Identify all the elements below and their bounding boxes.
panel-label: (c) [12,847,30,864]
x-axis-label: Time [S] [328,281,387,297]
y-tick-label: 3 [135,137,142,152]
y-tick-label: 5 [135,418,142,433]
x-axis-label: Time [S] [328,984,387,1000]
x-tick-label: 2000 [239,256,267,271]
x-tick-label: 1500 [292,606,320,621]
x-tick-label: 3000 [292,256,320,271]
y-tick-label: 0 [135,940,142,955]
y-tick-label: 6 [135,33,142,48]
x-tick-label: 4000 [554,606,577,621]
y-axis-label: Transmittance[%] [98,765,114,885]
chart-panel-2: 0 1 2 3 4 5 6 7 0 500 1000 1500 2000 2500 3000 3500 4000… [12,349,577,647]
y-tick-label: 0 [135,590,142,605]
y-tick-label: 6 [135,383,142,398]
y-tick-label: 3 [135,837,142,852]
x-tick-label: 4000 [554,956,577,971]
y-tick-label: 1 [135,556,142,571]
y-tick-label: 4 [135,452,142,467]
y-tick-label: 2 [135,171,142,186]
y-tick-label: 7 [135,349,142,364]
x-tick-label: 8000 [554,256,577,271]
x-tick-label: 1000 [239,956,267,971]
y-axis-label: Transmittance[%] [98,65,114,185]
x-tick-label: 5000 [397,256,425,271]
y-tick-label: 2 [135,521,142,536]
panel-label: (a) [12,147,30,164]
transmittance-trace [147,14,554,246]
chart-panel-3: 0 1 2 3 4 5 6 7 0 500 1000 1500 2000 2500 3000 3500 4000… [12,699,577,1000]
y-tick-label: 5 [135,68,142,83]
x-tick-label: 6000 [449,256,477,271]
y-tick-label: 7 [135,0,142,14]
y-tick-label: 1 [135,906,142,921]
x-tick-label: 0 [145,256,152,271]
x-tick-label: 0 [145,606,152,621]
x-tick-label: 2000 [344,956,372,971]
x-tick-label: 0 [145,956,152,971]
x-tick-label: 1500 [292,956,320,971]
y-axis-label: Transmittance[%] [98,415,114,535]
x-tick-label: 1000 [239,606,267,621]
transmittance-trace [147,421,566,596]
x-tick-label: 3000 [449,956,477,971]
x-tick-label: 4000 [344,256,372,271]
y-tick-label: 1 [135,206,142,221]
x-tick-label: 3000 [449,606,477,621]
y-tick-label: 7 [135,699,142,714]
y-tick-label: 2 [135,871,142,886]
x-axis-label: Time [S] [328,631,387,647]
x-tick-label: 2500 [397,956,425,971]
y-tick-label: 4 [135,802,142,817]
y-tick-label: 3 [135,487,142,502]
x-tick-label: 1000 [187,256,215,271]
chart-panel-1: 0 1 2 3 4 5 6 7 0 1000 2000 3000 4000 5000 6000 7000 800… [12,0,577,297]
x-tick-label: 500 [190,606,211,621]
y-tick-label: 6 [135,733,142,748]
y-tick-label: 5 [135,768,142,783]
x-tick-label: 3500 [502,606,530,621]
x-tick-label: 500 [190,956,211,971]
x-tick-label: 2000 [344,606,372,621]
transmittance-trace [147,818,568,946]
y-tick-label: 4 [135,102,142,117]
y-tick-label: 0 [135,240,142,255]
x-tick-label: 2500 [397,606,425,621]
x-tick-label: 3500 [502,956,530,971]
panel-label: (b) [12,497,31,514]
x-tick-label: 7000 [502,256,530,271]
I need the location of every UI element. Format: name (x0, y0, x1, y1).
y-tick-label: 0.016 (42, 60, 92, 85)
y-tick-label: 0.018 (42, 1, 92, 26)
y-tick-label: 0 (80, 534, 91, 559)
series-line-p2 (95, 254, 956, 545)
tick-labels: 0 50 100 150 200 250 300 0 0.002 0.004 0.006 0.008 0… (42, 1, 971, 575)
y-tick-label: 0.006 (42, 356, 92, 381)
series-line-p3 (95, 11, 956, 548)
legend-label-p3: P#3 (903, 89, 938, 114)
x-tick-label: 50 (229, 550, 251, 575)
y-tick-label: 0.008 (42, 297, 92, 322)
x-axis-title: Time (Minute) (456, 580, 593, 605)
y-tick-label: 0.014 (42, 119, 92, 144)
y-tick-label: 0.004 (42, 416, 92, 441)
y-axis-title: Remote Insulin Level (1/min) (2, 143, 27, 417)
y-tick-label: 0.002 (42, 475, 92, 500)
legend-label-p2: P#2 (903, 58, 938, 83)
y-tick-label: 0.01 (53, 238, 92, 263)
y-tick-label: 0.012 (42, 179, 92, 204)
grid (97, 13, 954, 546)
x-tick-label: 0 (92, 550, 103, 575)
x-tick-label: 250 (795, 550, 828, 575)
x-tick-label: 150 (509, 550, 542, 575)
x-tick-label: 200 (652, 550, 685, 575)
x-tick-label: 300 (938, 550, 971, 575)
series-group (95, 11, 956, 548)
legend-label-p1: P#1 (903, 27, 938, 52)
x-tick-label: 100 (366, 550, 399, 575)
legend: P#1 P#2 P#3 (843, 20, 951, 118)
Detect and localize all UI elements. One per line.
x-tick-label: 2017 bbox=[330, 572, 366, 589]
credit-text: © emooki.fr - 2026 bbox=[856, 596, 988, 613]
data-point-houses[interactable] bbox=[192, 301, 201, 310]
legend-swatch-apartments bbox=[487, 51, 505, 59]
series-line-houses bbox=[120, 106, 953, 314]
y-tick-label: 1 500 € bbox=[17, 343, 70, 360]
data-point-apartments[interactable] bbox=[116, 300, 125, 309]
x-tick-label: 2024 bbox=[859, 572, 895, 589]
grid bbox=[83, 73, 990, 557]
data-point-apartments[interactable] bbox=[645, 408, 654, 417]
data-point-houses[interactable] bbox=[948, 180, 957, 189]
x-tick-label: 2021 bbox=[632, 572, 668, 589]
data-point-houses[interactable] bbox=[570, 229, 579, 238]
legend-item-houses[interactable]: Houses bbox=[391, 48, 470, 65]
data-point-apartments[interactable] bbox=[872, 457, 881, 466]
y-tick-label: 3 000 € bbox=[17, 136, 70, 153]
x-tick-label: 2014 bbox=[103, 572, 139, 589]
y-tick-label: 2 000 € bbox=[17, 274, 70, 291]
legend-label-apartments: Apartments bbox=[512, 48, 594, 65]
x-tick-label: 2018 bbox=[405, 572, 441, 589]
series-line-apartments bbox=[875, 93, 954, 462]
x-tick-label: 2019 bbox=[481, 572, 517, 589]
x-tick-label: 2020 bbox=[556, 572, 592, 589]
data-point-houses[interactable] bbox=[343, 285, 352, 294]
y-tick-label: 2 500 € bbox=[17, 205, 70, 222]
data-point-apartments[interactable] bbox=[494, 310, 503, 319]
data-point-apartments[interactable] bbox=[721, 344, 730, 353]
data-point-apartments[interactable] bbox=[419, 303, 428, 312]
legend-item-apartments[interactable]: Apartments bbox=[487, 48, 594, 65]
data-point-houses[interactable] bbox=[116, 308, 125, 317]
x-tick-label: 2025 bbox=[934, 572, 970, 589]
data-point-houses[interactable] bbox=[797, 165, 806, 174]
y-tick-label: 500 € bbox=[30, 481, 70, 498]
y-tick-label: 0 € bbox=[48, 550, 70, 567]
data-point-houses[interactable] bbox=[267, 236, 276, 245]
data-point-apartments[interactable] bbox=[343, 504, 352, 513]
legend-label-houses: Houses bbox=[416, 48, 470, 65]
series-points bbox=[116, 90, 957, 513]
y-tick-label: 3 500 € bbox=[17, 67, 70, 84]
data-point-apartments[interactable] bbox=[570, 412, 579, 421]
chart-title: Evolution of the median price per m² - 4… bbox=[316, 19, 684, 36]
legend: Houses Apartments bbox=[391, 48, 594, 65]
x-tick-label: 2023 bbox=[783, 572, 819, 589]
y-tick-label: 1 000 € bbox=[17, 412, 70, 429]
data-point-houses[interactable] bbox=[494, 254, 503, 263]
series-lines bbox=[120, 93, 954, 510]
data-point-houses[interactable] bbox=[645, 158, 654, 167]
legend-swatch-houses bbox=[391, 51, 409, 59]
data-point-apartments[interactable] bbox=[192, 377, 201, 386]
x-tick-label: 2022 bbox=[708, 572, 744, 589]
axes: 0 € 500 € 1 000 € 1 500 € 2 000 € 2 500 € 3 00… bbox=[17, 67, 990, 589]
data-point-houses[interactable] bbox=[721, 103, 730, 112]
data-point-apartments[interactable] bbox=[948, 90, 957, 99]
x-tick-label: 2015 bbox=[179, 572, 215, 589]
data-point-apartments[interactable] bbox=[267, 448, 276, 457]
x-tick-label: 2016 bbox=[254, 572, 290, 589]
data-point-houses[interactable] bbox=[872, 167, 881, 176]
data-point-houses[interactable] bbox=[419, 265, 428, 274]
----------------
▸ **What to do**:
Express everything from the start of the listing above down to the line containing "chart-panel-2: 0 1", inclusive, as a JSON list of strings, one per line, leaving out blank lines.

▸ **Finished task**:
[
  "Identify all the elements below and their bounding boxes.",
  "panel-label: (c) [12,847,30,864]",
  "x-axis-label: Time [S] [328,281,387,297]",
  "y-tick-label: 3 [135,137,142,152]",
  "y-tick-label: 5 [135,418,142,433]",
  "x-axis-label: Time [S] [328,984,387,1000]",
  "x-tick-label: 2000 [239,256,267,271]",
  "x-tick-label: 1500 [292,606,320,621]",
  "x-tick-label: 3000 [292,256,320,271]",
  "y-tick-label: 0 [135,940,142,955]",
  "y-tick-label: 6 [135,33,142,48]",
  "x-tick-label: 4000 [554,606,577,621]",
  "y-axis-label: Transmittance[%] [98,765,114,885]",
  "chart-panel-2: 0 1 2 3 4 5 6 7 0 500 1000 1500 2000 2500 3000 3500 4000… [12,349,577,647]"
]